### AVAILABLE DATA

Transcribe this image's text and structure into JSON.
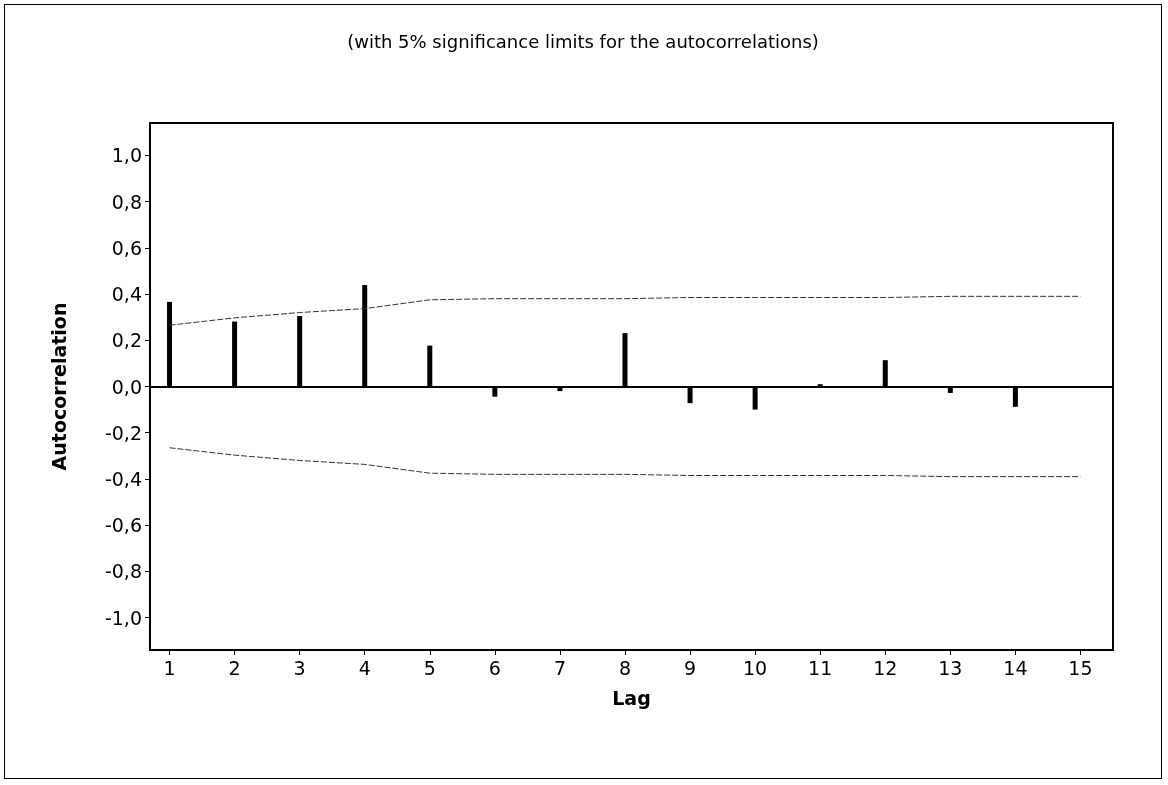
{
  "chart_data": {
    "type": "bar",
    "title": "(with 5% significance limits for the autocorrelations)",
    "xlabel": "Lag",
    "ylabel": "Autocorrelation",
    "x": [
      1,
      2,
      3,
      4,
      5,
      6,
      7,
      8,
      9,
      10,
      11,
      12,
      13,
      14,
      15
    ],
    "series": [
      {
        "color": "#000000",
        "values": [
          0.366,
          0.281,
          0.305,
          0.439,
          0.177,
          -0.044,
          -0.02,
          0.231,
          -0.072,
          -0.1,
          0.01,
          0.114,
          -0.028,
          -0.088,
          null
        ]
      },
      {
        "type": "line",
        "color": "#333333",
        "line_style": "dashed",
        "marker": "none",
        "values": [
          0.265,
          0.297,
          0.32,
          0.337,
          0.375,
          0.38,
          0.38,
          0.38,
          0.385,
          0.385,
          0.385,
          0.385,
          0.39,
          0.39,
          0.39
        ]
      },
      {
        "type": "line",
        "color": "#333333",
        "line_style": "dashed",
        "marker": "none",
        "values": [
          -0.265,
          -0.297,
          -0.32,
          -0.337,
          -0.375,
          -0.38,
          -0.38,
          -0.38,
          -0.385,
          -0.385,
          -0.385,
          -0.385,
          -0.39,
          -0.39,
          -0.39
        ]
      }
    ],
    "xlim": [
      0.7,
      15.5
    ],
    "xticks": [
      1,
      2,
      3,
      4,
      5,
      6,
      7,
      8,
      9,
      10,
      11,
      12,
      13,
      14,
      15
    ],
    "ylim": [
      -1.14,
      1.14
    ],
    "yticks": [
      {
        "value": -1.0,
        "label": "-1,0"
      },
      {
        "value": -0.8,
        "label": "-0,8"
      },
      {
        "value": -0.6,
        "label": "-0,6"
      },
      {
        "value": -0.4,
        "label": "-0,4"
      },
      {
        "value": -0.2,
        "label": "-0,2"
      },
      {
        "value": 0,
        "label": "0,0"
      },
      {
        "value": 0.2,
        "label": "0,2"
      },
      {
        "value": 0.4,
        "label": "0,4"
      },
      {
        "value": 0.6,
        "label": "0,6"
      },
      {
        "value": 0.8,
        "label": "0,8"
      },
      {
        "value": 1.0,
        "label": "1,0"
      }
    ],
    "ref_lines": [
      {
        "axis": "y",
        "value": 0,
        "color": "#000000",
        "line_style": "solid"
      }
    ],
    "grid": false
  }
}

######

:: DESCRIPTION OF THE TASK ::
The records above are to be reproduced exactly; the pictures are to be left out.

:: OUTPUT FOR THIS TASK ::
Transcribe this image's text and structure into JSON.
{
  "chart_data": {
    "type": "bar",
    "title": "(with 5% significance limits for the autocorrelations)",
    "xlabel": "Lag",
    "ylabel": "Autocorrelation",
    "x": [
      1,
      2,
      3,
      4,
      5,
      6,
      7,
      8,
      9,
      10,
      11,
      12,
      13,
      14,
      15
    ],
    "series": [
      {
        "color": "#000000",
        "values": [
          0.366,
          0.281,
          0.305,
          0.439,
          0.177,
          -0.044,
          -0.02,
          0.231,
          -0.072,
          -0.1,
          0.01,
          0.114,
          -0.028,
          -0.088,
          null
        ]
      },
      {
        "type": "line",
        "color": "#333333",
        "line_style": "dashed",
        "marker": "none",
        "values": [
          0.265,
          0.297,
          0.32,
          0.337,
          0.375,
          0.38,
          0.38,
          0.38,
          0.385,
          0.385,
          0.385,
          0.385,
          0.39,
          0.39,
          0.39
        ]
      },
      {
        "type": "line",
        "color": "#333333",
        "line_style": "dashed",
        "marker": "none",
        "values": [
          -0.265,
          -0.297,
          -0.32,
          -0.337,
          -0.375,
          -0.38,
          -0.38,
          -0.38,
          -0.385,
          -0.385,
          -0.385,
          -0.385,
          -0.39,
          -0.39,
          -0.39
        ]
      }
    ],
    "xlim": [
      0.7,
      15.5
    ],
    "xticks": [
      1,
      2,
      3,
      4,
      5,
      6,
      7,
      8,
      9,
      10,
      11,
      12,
      13,
      14,
      15
    ],
    "ylim": [
      -1.14,
      1.14
    ],
    "yticks": [
      {
        "value": -1.0,
        "label": "-1,0"
      },
      {
        "value": -0.8,
        "label": "-0,8"
      },
      {
        "value": -0.6,
        "label": "-0,6"
      },
      {
        "value": -0.4,
        "label": "-0,4"
      },
      {
        "value": -0.2,
        "label": "-0,2"
      },
      {
        "value": 0,
        "label": "0,0"
      },
      {
        "value": 0.2,
        "label": "0,2"
      },
      {
        "value": 0.4,
        "label": "0,4"
      },
      {
        "value": 0.6,
        "label": "0,6"
      },
      {
        "value": 0.8,
        "label": "0,8"
      },
      {
        "value": 1.0,
        "label": "1,0"
      }
    ],
    "ref_lines": [
      {
        "axis": "y",
        "value": 0,
        "color": "#000000",
        "line_style": "solid"
      }
    ],
    "grid": false
  }
}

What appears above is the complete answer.